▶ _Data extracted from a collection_
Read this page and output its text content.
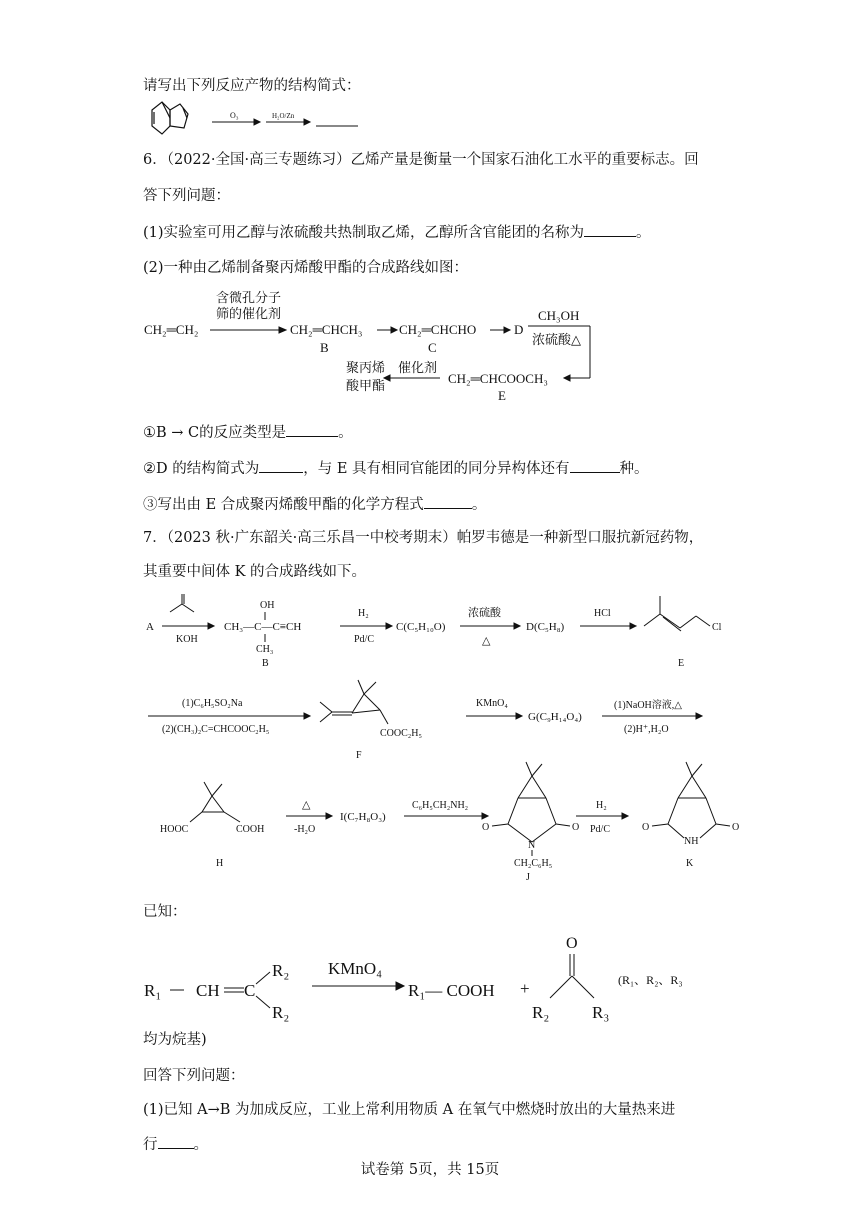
请写出下列反应产物的结构简式：
O₃	H₂O/Zn
6．（2022·全国·高三专题练习）乙烯产量是衡量一个国家石油化工水平的重要标志。回
答下列问题：
(1)实验室可用乙醇与浓硫酸共热制取乙烯，乙醇所含官能团的名称为	。
(2)一种由乙烯制备聚丙烯酸甲酯的合成路线如图：
CH₂═CH₂
含微孔分子
筛的催化剂
CH₂═CHCH₃
B
CH₂═CHCHO
C
D
CH₃OH
浓硫酸△
CH₂═CHCOOCH₃
E
催化剂
聚丙烯
酸甲酯
①B → C的反应类型是	。
②D 的结构简式为	，与 E 具有相同官能团的同分异构体还有	种。
③写出由 E 合成聚丙烯酸甲酯的化学方程式	。
7．（2023 秋·广东韶关·高三乐昌一中校考期末）帕罗韦德是一种新型口服抗新冠药物，
其重要中间体 K 的合成路线如下。
A
KOH
OH
CH₃—C—C≡CH
CH₃
B
H₂
Pd/C
C(C₅H₁₀O)
浓硫酸
△
D(C₅H₈)
HCl
Cl
E
(1)C₆H₅SO₂Na
(2)(CH₃)₂C=CHCOOC₂H₅	COOC₂H₅
F
KMnO₄
G(C₉H₁₄O₄)
(1)NaOH溶液,△
(2)H⁺,H₂O
HOOC	COOH
H
△
-H₂O
I(C₇H₈O₃)
C₆H₅CH₂NH₂
O	O
N
CH₂C₆H₅
J
H₂
Pd/C	O	O
NH
K
已知：
R₁ CH C
R₂
R₂
KMnO₄
R₁— COOH +
O
R₂	R₃
(R₁、R₂、R₃
均为烷基)
回答下列问题：
(1)已知 A→B 为加成反应，工业上常利用物质 A 在氧气中燃烧时放出的大量热来进
行 。
试卷第 5页，共 15页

▶ _WHAT IS EXPECTED_
Will you set down the records word for word while leaving out every picture?

▶ _TASK RESULT_
Read this page and output its text content.
请写出下列反应产物的结构简式：
O₃	H₂O/Zn
6．（2022·全国·高三专题练习）乙烯产量是衡量一个国家石油化工水平的重要标志。回
答下列问题：
(1)实验室可用乙醇与浓硫酸共热制取乙烯，乙醇所含官能团的名称为	。
(2)一种由乙烯制备聚丙烯酸甲酯的合成路线如图：
CH₂═CH₂
含微孔分子
筛的催化剂
CH₂═CHCH₃
B
CH₂═CHCHO
C
D
CH₃OH
浓硫酸△
CH₂═CHCOOCH₃
E
催化剂
聚丙烯
酸甲酯
①B → C的反应类型是	。
②D 的结构简式为	，与 E 具有相同官能团的同分异构体还有	种。
③写出由 E 合成聚丙烯酸甲酯的化学方程式	。
7．（2023 秋·广东韶关·高三乐昌一中校考期末）帕罗韦德是一种新型口服抗新冠药物，
其重要中间体 K 的合成路线如下。
A
KOH
OH
CH₃—C—C≡CH
CH₃
B
H₂
Pd/C
C(C₅H₁₀O)
浓硫酸
△
D(C₅H₈)
HCl
Cl
E
(1)C₆H₅SO₂Na
(2)(CH₃)₂C=CHCOOC₂H₅	COOC₂H₅
F
KMnO₄
G(C₉H₁₄O₄)
(1)NaOH溶液,△
(2)H⁺,H₂O
HOOC	COOH
H
△
-H₂O
I(C₇H₈O₃)
C₆H₅CH₂NH₂
O	O
N
CH₂C₆H₅
J
H₂
Pd/C	O	O
NH
K
已知：
R₁ CH C
R₂
R₂
KMnO₄
R₁— COOH +
O
R₂	R₃
(R₁、R₂、R₃
均为烷基)
回答下列问题：
(1)已知 A→B 为加成反应，工业上常利用物质 A 在氧气中燃烧时放出的大量热来进
行 。
试卷第 5页，共 15页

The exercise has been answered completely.